Aim of the task – Using the material that follows, identify and copy each line with the string "heroes".

Source material –
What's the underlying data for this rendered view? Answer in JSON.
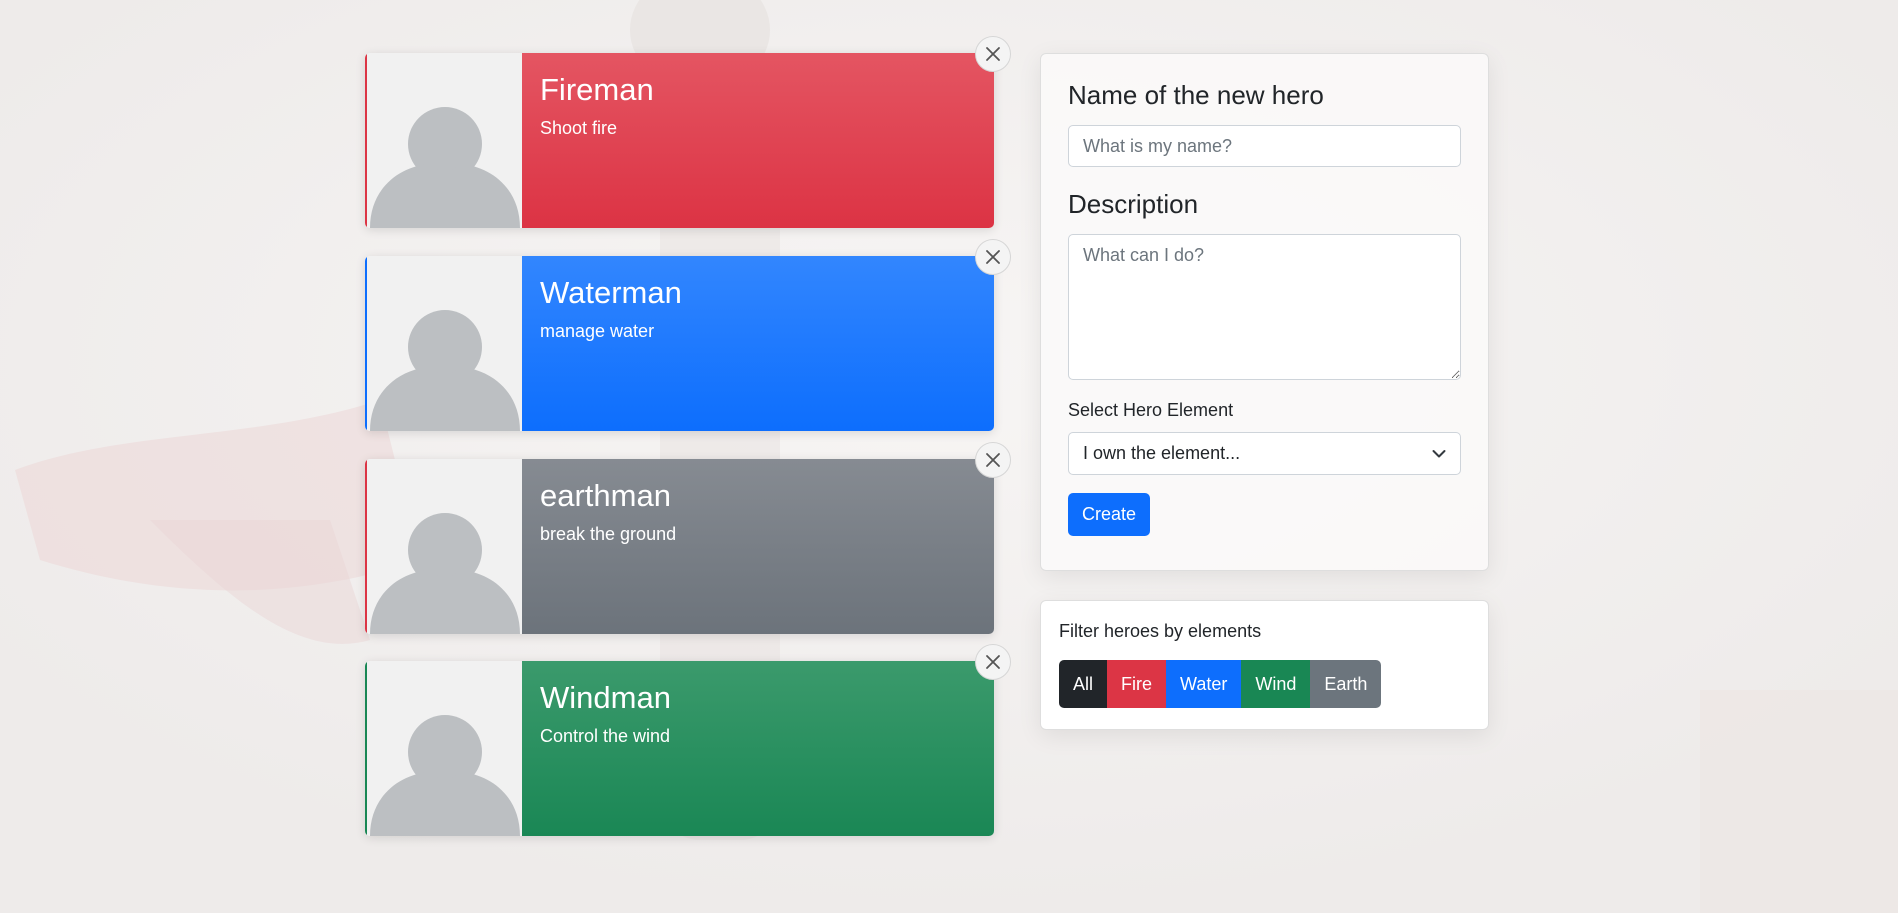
{
  "heroes": [
    {
      "name": "Fireman",
      "description": "Shoot fire",
      "element": "fire"
    },
    {
      "name": "Waterman",
      "description": "manage water",
      "element": "water"
    },
    {
      "name": "earthman",
      "description": "break the ground",
      "element": "earth"
    },
    {
      "name": "Windman",
      "description": "Control the wind",
      "element": "wind"
    }
  ],
  "form": {
    "name_label": "Name of the new hero",
    "name_placeholder": "What is my name?",
    "description_label": "Description",
    "description_placeholder": "What can I do?",
    "select_label": "Select Hero Element",
    "select_value": "I own the element...",
    "create_label": "Create"
  },
  "filter": {
    "title": "Filter heroes by elements",
    "buttons": [
      {
        "label": "All",
        "color": "#212529"
      },
      {
        "label": "Fire",
        "color": "#dc3545"
      },
      {
        "label": "Water",
        "color": "#0d6efd"
      },
      {
        "label": "Wind",
        "color": "#198754"
      },
      {
        "label": "Earth",
        "color": "#6c757d"
      }
    ]
  },
  "colors": {
    "fire": "#dc3545",
    "water": "#0d6efd",
    "earth": "#6c757d",
    "wind": "#198754",
    "avatar_silhouette": "#bcbfc2"
  },
  "icons": {
    "close": "close-icon",
    "chevron": "chevron-down-icon",
    "avatar": "person-placeholder-icon"
  }
}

Worked solution –
  "heroes": [
    "title": "Filter heroes by elements",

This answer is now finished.